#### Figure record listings
START
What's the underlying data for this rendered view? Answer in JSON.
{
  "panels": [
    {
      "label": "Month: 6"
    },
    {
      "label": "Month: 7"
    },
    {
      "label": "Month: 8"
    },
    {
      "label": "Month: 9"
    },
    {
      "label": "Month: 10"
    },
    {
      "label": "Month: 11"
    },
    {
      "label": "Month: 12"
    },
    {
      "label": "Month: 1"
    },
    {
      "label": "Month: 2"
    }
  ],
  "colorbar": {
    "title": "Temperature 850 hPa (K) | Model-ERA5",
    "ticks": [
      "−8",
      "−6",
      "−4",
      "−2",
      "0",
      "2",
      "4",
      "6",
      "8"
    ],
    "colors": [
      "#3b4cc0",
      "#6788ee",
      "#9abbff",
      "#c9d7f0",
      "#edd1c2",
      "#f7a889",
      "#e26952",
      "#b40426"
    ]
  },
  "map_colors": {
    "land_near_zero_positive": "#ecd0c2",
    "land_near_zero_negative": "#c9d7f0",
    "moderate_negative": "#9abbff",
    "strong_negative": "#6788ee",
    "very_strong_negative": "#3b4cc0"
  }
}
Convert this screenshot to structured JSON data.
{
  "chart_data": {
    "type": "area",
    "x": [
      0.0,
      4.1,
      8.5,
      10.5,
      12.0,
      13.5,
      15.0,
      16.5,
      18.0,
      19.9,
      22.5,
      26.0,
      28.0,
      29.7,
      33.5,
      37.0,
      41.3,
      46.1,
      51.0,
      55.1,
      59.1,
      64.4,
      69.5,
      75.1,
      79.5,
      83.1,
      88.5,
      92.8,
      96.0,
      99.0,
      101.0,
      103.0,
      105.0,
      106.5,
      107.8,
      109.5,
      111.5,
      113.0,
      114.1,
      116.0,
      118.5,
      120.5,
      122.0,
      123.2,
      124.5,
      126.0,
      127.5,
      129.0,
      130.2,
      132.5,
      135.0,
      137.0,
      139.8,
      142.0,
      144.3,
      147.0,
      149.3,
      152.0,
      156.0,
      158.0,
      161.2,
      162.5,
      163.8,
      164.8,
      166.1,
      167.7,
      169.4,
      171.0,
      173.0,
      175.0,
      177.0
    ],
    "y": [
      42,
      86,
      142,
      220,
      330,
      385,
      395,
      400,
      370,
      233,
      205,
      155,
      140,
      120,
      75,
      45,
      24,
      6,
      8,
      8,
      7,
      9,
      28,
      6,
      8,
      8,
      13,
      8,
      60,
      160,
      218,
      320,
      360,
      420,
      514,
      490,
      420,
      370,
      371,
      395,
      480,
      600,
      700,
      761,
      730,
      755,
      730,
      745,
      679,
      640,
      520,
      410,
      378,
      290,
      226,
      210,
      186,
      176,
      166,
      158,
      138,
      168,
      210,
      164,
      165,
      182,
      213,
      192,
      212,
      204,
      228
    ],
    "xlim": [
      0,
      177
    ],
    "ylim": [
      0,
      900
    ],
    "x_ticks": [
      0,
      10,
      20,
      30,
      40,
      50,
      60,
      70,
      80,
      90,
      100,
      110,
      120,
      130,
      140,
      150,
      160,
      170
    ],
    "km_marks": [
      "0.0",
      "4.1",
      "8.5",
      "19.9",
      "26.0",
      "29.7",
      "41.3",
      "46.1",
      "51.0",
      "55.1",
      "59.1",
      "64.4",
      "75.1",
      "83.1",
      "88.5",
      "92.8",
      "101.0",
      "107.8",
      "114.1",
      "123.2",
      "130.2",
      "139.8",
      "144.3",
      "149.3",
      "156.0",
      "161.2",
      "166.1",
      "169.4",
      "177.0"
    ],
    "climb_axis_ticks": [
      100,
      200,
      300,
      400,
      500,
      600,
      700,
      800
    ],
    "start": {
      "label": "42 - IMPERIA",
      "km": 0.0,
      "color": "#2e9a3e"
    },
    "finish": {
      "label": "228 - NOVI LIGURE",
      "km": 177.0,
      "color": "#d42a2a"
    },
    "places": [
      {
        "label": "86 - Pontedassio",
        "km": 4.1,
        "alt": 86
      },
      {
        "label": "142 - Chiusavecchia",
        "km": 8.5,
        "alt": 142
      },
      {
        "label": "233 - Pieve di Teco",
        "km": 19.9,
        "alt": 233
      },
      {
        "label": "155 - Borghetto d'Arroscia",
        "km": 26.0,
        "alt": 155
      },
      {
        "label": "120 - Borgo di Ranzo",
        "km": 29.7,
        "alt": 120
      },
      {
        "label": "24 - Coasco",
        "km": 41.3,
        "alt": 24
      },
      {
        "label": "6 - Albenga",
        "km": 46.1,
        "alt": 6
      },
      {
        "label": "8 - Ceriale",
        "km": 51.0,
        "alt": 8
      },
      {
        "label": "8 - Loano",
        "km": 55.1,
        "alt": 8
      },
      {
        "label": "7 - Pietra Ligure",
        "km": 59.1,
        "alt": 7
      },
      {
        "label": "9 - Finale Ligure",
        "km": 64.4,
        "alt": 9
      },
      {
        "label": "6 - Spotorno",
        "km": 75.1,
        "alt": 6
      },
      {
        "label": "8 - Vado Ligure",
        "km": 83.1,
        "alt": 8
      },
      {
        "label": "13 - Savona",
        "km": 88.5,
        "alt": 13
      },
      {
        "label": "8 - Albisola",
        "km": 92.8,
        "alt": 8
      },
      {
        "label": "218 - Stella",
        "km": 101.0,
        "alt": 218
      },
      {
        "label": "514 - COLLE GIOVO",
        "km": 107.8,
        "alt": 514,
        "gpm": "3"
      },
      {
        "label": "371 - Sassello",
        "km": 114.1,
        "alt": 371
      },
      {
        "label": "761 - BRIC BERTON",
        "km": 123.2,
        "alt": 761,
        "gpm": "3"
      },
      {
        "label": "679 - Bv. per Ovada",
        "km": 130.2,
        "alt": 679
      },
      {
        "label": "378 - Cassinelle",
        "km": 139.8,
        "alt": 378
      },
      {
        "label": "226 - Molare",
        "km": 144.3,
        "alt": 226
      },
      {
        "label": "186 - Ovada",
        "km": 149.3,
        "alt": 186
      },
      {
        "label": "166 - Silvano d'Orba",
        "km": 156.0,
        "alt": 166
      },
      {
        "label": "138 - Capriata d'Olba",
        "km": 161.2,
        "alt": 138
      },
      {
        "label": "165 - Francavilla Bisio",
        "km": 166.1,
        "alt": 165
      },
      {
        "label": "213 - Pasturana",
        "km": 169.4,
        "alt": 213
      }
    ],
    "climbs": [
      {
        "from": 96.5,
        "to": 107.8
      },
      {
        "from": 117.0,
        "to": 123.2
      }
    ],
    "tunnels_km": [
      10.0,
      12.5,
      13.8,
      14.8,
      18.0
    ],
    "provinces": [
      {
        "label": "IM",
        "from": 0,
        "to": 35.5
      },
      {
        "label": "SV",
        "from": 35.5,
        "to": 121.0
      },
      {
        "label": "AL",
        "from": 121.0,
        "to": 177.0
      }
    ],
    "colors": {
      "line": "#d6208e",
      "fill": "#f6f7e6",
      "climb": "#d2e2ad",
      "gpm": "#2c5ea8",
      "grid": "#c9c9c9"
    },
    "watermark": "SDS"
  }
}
END
Produce an exact copy of every entry above.

What's the underlying data for this rendered view? Answer in JSON.
{
  "panels": [
    {
      "label": "Month: 6"
    },
    {
      "label": "Month: 7"
    },
    {
      "label": "Month: 8"
    },
    {
      "label": "Month: 9"
    },
    {
      "label": "Month: 10"
    },
    {
      "label": "Month: 11"
    },
    {
      "label": "Month: 12"
    },
    {
      "label": "Month: 1"
    },
    {
      "label": "Month: 2"
    }
  ],
  "colorbar": {
    "title": "Temperature 850 hPa (K) | Model-ERA5",
    "ticks": [
      "−8",
      "−6",
      "−4",
      "−2",
      "0",
      "2",
      "4",
      "6",
      "8"
    ],
    "colors": [
      "#3b4cc0",
      "#6788ee",
      "#9abbff",
      "#c9d7f0",
      "#edd1c2",
      "#f7a889",
      "#e26952",
      "#b40426"
    ]
  },
  "map_colors": {
    "land_near_zero_positive": "#ecd0c2",
    "land_near_zero_negative": "#c9d7f0",
    "moderate_negative": "#9abbff",
    "strong_negative": "#6788ee",
    "very_strong_negative": "#3b4cc0"
  }
}
Convert this screenshot to structured JSON data.
{
  "chart_data": {
    "type": "area",
    "x": [
      0.0,
      4.1,
      8.5,
      10.5,
      12.0,
      13.5,
      15.0,
      16.5,
      18.0,
      19.9,
      22.5,
      26.0,
      28.0,
      29.7,
      33.5,
      37.0,
      41.3,
      46.1,
      51.0,
      55.1,
      59.1,
      64.4,
      69.5,
      75.1,
      79.5,
      83.1,
      88.5,
      92.8,
      96.0,
      99.0,
      101.0,
      103.0,
      105.0,
      106.5,
      107.8,
      109.5,
      111.5,
      113.0,
      114.1,
      116.0,
      118.5,
      120.5,
      122.0,
      123.2,
      124.5,
      126.0,
      127.5,
      129.0,
      130.2,
      132.5,
      135.0,
      137.0,
      139.8,
      142.0,
      144.3,
      147.0,
      149.3,
      152.0,
      156.0,
      158.0,
      161.2,
      162.5,
      163.8,
      164.8,
      166.1,
      167.7,
      169.4,
      171.0,
      173.0,
      175.0,
      177.0
    ],
    "y": [
      42,
      86,
      142,
      220,
      330,
      385,
      395,
      400,
      370,
      233,
      205,
      155,
      140,
      120,
      75,
      45,
      24,
      6,
      8,
      8,
      7,
      9,
      28,
      6,
      8,
      8,
      13,
      8,
      60,
      160,
      218,
      320,
      360,
      420,
      514,
      490,
      420,
      370,
      371,
      395,
      480,
      600,
      700,
      761,
      730,
      755,
      730,
      745,
      679,
      640,
      520,
      410,
      378,
      290,
      226,
      210,
      186,
      176,
      166,
      158,
      138,
      168,
      210,
      164,
      165,
      182,
      213,
      192,
      212,
      204,
      228
    ],
    "xlim": [
      0,
      177
    ],
    "ylim": [
      0,
      900
    ],
    "x_ticks": [
      0,
      10,
      20,
      30,
      40,
      50,
      60,
      70,
      80,
      90,
      100,
      110,
      120,
      130,
      140,
      150,
      160,
      170
    ],
    "km_marks": [
      "0.0",
      "4.1",
      "8.5",
      "19.9",
      "26.0",
      "29.7",
      "41.3",
      "46.1",
      "51.0",
      "55.1",
      "59.1",
      "64.4",
      "75.1",
      "83.1",
      "88.5",
      "92.8",
      "101.0",
      "107.8",
      "114.1",
      "123.2",
      "130.2",
      "139.8",
      "144.3",
      "149.3",
      "156.0",
      "161.2",
      "166.1",
      "169.4",
      "177.0"
    ],
    "climb_axis_ticks": [
      100,
      200,
      300,
      400,
      500,
      600,
      700,
      800
    ],
    "start": {
      "label": "42 - IMPERIA",
      "km": 0.0,
      "color": "#2e9a3e"
    },
    "finish": {
      "label": "228 - NOVI LIGURE",
      "km": 177.0,
      "color": "#d42a2a"
    },
    "places": [
      {
        "label": "86 - Pontedassio",
        "km": 4.1,
        "alt": 86
      },
      {
        "label": "142 - Chiusavecchia",
        "km": 8.5,
        "alt": 142
      },
      {
        "label": "233 - Pieve di Teco",
        "km": 19.9,
        "alt": 233
      },
      {
        "label": "155 - Borghetto d'Arroscia",
        "km": 26.0,
        "alt": 155
      },
      {
        "label": "120 - Borgo di Ranzo",
        "km": 29.7,
        "alt": 120
      },
      {
        "label": "24 - Coasco",
        "km": 41.3,
        "alt": 24
      },
      {
        "label": "6 - Albenga",
        "km": 46.1,
        "alt": 6
      },
      {
        "label": "8 - Ceriale",
        "km": 51.0,
        "alt": 8
      },
      {
        "label": "8 - Loano",
        "km": 55.1,
        "alt": 8
      },
      {
        "label": "7 - Pietra Ligure",
        "km": 59.1,
        "alt": 7
      },
      {
        "label": "9 - Finale Ligure",
        "km": 64.4,
        "alt": 9
      },
      {
        "label": "6 - Spotorno",
        "km": 75.1,
        "alt": 6
      },
      {
        "label": "8 - Vado Ligure",
        "km": 83.1,
        "alt": 8
      },
      {
        "label": "13 - Savona",
        "km": 88.5,
        "alt": 13
      },
      {
        "label": "8 - Albisola",
        "km": 92.8,
        "alt": 8
      },
      {
        "label": "218 - Stella",
        "km": 101.0,
        "alt": 218
      },
      {
        "label": "514 - COLLE GIOVO",
        "km": 107.8,
        "alt": 514,
        "gpm": "3"
      },
      {
        "label": "371 - Sassello",
        "km": 114.1,
        "alt": 371
      },
      {
        "label": "761 - BRIC BERTON",
        "km": 123.2,
        "alt": 761,
        "gpm": "3"
      },
      {
        "label": "679 - Bv. per Ovada",
        "km": 130.2,
        "alt": 679
      },
      {
        "label": "378 - Cassinelle",
        "km": 139.8,
        "alt": 378
      },
      {
        "label": "226 - Molare",
        "km": 144.3,
        "alt": 226
      },
      {
        "label": "186 - Ovada",
        "km": 149.3,
        "alt": 186
      },
      {
        "label": "166 - Silvano d'Orba",
        "km": 156.0,
        "alt": 166
      },
      {
        "label": "138 - Capriata d'Olba",
        "km": 161.2,
        "alt": 138
      },
      {
        "label": "165 - Francavilla Bisio",
        "km": 166.1,
        "alt": 165
      },
      {
        "label": "213 - Pasturana",
        "km": 169.4,
        "alt": 213
      }
    ],
    "climbs": [
      {
        "from": 96.5,
        "to": 107.8
      },
      {
        "from": 117.0,
        "to": 123.2
      }
    ],
    "tunnels_km": [
      10.0,
      12.5,
      13.8,
      14.8,
      18.0
    ],
    "provinces": [
      {
        "label": "IM",
        "from": 0,
        "to": 35.5
      },
      {
        "label": "SV",
        "from": 35.5,
        "to": 121.0
      },
      {
        "label": "AL",
        "from": 121.0,
        "to": 177.0
      }
    ],
    "colors": {
      "line": "#d6208e",
      "fill": "#f6f7e6",
      "climb": "#d2e2ad",
      "gpm": "#2c5ea8",
      "grid": "#c9c9c9"
    },
    "watermark": "SDS"
  }
}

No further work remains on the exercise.